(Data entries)

>> BEGIN

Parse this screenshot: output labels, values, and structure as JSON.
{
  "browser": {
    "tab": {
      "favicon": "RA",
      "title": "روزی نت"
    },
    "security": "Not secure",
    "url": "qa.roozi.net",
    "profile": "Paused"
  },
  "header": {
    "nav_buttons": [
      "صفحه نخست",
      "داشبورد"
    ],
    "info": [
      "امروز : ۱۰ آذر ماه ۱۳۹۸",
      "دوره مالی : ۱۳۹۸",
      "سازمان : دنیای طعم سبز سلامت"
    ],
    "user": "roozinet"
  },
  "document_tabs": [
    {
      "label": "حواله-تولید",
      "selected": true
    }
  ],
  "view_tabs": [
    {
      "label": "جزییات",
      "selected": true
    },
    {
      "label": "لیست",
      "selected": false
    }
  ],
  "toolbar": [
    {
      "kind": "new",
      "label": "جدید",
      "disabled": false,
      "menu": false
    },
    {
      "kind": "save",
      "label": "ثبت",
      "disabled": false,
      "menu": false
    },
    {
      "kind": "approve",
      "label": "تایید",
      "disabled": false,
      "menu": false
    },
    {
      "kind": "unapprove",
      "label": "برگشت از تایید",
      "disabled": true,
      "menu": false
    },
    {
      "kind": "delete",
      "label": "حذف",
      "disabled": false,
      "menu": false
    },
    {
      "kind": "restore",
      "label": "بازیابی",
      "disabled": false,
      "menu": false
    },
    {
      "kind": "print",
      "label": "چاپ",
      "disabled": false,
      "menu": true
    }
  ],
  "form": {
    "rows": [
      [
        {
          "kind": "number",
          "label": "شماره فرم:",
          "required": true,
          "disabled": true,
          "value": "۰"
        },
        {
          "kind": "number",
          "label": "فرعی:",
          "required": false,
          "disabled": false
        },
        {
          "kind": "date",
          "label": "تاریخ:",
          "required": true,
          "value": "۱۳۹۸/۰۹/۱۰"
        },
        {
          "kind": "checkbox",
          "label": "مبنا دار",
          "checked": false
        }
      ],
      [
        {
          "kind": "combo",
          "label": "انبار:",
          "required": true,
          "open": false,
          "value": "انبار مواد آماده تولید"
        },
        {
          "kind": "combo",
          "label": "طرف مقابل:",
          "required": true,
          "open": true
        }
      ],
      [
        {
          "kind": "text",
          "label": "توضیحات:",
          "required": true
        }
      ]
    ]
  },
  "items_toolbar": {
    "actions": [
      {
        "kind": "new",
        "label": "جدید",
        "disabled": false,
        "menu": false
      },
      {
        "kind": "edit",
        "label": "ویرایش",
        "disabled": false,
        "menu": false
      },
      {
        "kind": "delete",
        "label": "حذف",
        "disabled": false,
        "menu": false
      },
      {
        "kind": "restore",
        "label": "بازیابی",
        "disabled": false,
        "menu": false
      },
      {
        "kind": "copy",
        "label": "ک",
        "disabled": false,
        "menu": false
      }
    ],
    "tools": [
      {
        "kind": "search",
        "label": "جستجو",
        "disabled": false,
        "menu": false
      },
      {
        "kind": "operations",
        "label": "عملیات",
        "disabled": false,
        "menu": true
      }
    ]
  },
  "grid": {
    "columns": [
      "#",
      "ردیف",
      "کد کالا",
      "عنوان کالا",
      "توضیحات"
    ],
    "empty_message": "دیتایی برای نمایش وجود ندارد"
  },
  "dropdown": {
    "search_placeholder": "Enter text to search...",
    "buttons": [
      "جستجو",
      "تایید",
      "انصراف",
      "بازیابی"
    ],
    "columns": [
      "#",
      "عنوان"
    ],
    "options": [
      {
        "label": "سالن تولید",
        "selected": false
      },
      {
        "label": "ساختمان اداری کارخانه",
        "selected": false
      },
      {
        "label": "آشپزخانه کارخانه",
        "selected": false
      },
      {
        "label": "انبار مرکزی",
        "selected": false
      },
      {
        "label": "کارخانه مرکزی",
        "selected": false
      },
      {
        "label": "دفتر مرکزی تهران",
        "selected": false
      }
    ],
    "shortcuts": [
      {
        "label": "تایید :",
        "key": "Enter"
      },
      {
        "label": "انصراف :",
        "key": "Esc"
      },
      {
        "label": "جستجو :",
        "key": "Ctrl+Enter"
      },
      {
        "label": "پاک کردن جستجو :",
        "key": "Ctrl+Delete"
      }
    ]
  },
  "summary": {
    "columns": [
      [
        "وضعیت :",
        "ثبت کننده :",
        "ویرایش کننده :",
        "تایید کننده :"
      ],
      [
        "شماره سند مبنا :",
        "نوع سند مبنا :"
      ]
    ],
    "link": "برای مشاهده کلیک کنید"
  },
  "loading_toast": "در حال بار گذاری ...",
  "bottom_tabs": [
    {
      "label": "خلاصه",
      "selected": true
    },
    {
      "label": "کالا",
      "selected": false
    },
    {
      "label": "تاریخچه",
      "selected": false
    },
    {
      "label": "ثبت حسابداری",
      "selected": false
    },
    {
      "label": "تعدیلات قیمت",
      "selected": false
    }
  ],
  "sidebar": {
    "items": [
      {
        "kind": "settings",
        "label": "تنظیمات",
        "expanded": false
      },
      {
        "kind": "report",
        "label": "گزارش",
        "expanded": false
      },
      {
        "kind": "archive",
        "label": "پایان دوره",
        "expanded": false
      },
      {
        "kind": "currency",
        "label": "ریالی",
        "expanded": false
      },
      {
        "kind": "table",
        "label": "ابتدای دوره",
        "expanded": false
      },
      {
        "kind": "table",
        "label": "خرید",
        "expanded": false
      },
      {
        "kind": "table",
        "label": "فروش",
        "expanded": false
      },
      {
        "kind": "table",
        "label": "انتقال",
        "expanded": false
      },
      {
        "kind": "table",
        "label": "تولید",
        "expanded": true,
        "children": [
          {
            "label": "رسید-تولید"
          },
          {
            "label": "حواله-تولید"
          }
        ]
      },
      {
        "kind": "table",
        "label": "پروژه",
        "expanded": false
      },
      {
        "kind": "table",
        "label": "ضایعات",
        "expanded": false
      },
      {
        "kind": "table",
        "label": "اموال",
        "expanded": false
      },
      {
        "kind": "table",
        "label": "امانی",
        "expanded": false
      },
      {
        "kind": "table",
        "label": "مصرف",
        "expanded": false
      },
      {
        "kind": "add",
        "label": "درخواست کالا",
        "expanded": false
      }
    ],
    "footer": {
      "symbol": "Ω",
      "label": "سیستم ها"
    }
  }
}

>> END

:: Problem requirements ::
Faithfully reproduce all of the records, character for character.

:: Solution to the exercise ::
Parse this screenshot: output labels, values, and structure as JSON.
{
  "browser": {
    "tab": {
      "favicon": "RA",
      "title": "روزی نت"
    },
    "security": "Not secure",
    "url": "qa.roozi.net",
    "profile": "Paused"
  },
  "header": {
    "nav_buttons": [
      "صفحه نخست",
      "داشبورد"
    ],
    "info": [
      "امروز : ۱۰ آذر ماه ۱۳۹۸",
      "دوره مالی : ۱۳۹۸",
      "سازمان : دنیای طعم سبز سلامت"
    ],
    "user": "roozinet"
  },
  "document_tabs": [
    {
      "label": "حواله-تولید",
      "selected": true
    }
  ],
  "view_tabs": [
    {
      "label": "جزییات",
      "selected": true
    },
    {
      "label": "لیست",
      "selected": false
    }
  ],
  "toolbar": [
    {
      "kind": "new",
      "label": "جدید",
      "disabled": false,
      "menu": false
    },
    {
      "kind": "save",
      "label": "ثبت",
      "disabled": false,
      "menu": false
    },
    {
      "kind": "approve",
      "label": "تایید",
      "disabled": false,
      "menu": false
    },
    {
      "kind": "unapprove",
      "label": "برگشت از تایید",
      "disabled": true,
      "menu": false
    },
    {
      "kind": "delete",
      "label": "حذف",
      "disabled": false,
      "menu": false
    },
    {
      "kind": "restore",
      "label": "بازیابی",
      "disabled": false,
      "menu": false
    },
    {
      "kind": "print",
      "label": "چاپ",
      "disabled": false,
      "menu": true
    }
  ],
  "form": {
    "rows": [
      [
        {
          "kind": "number",
          "label": "شماره فرم:",
          "required": true,
          "disabled": true,
          "value": "۰"
        },
        {
          "kind": "number",
          "label": "فرعی:",
          "required": false,
          "disabled": false
        },
        {
          "kind": "date",
          "label": "تاریخ:",
          "required": true,
          "value": "۱۳۹۸/۰۹/۱۰"
        },
        {
          "kind": "checkbox",
          "label": "مبنا دار",
          "checked": false
        }
      ],
      [
        {
          "kind": "combo",
          "label": "انبار:",
          "required": true,
          "open": false,
          "value": "انبار مواد آماده تولید"
        },
        {
          "kind": "combo",
          "label": "طرف مقابل:",
          "required": true,
          "open": true
        }
      ],
      [
        {
          "kind": "text",
          "label": "توضیحات:",
          "required": true
        }
      ]
    ]
  },
  "items_toolbar": {
    "actions": [
      {
        "kind": "new",
        "label": "جدید",
        "disabled": false,
        "menu": false
      },
      {
        "kind": "edit",
        "label": "ویرایش",
        "disabled": false,
        "menu": false
      },
      {
        "kind": "delete",
        "label": "حذف",
        "disabled": false,
        "menu": false
      },
      {
        "kind": "restore",
        "label": "بازیابی",
        "disabled": false,
        "menu": false
      },
      {
        "kind": "copy",
        "label": "ک",
        "disabled": false,
        "menu": false
      }
    ],
    "tools": [
      {
        "kind": "search",
        "label": "جستجو",
        "disabled": false,
        "menu": false
      },
      {
        "kind": "operations",
        "label": "عملیات",
        "disabled": false,
        "menu": true
      }
    ]
  },
  "grid": {
    "columns": [
      "#",
      "ردیف",
      "کد کالا",
      "عنوان کالا",
      "توضیحات"
    ],
    "empty_message": "دیتایی برای نمایش وجود ندارد"
  },
  "dropdown": {
    "search_placeholder": "Enter text to search...",
    "buttons": [
      "جستجو",
      "تایید",
      "انصراف",
      "بازیابی"
    ],
    "columns": [
      "#",
      "عنوان"
    ],
    "options": [
      {
        "label": "سالن تولید",
        "selected": false
      },
      {
        "label": "ساختمان اداری کارخانه",
        "selected": false
      },
      {
        "label": "آشپزخانه کارخانه",
        "selected": false
      },
      {
        "label": "انبار مرکزی",
        "selected": false
      },
      {
        "label": "کارخانه مرکزی",
        "selected": false
      },
      {
        "label": "دفتر مرکزی تهران",
        "selected": false
      }
    ],
    "shortcuts": [
      {
        "label": "تایید :",
        "key": "Enter"
      },
      {
        "label": "انصراف :",
        "key": "Esc"
      },
      {
        "label": "جستجو :",
        "key": "Ctrl+Enter"
      },
      {
        "label": "پاک کردن جستجو :",
        "key": "Ctrl+Delete"
      }
    ]
  },
  "summary": {
    "columns": [
      [
        "وضعیت :",
        "ثبت کننده :",
        "ویرایش کننده :",
        "تایید کننده :"
      ],
      [
        "شماره سند مبنا :",
        "نوع سند مبنا :"
      ]
    ],
    "link": "برای مشاهده کلیک کنید"
  },
  "loading_toast": "در حال بار گذاری ...",
  "bottom_tabs": [
    {
      "label": "خلاصه",
      "selected": true
    },
    {
      "label": "کالا",
      "selected": false
    },
    {
      "label": "تاریخچه",
      "selected": false
    },
    {
      "label": "ثبت حسابداری",
      "selected": false
    },
    {
      "label": "تعدیلات قیمت",
      "selected": false
    }
  ],
  "sidebar": {
    "items": [
      {
        "kind": "settings",
        "label": "تنظیمات",
        "expanded": false
      },
      {
        "kind": "report",
        "label": "گزارش",
        "expanded": false
      },
      {
        "kind": "archive",
        "label": "پایان دوره",
        "expanded": false
      },
      {
        "kind": "currency",
        "label": "ریالی",
        "expanded": false
      },
      {
        "kind": "table",
        "label": "ابتدای دوره",
        "expanded": false
      },
      {
        "kind": "table",
        "label": "خرید",
        "expanded": false
      },
      {
        "kind": "table",
        "label": "فروش",
        "expanded": false
      },
      {
        "kind": "table",
        "label": "انتقال",
        "expanded": false
      },
      {
        "kind": "table",
        "label": "تولید",
        "expanded": true,
        "children": [
          {
            "label": "رسید-تولید"
          },
          {
            "label": "حواله-تولید"
          }
        ]
      },
      {
        "kind": "table",
        "label": "پروژه",
        "expanded": false
      },
      {
        "kind": "table",
        "label": "ضایعات",
        "expanded": false
      },
      {
        "kind": "table",
        "label": "اموال",
        "expanded": false
      },
      {
        "kind": "table",
        "label": "امانی",
        "expanded": false
      },
      {
        "kind": "table",
        "label": "مصرف",
        "expanded": false
      },
      {
        "kind": "add",
        "label": "درخواست کالا",
        "expanded": false
      }
    ],
    "footer": {
      "symbol": "Ω",
      "label": "سیستم ها"
    }
  }
}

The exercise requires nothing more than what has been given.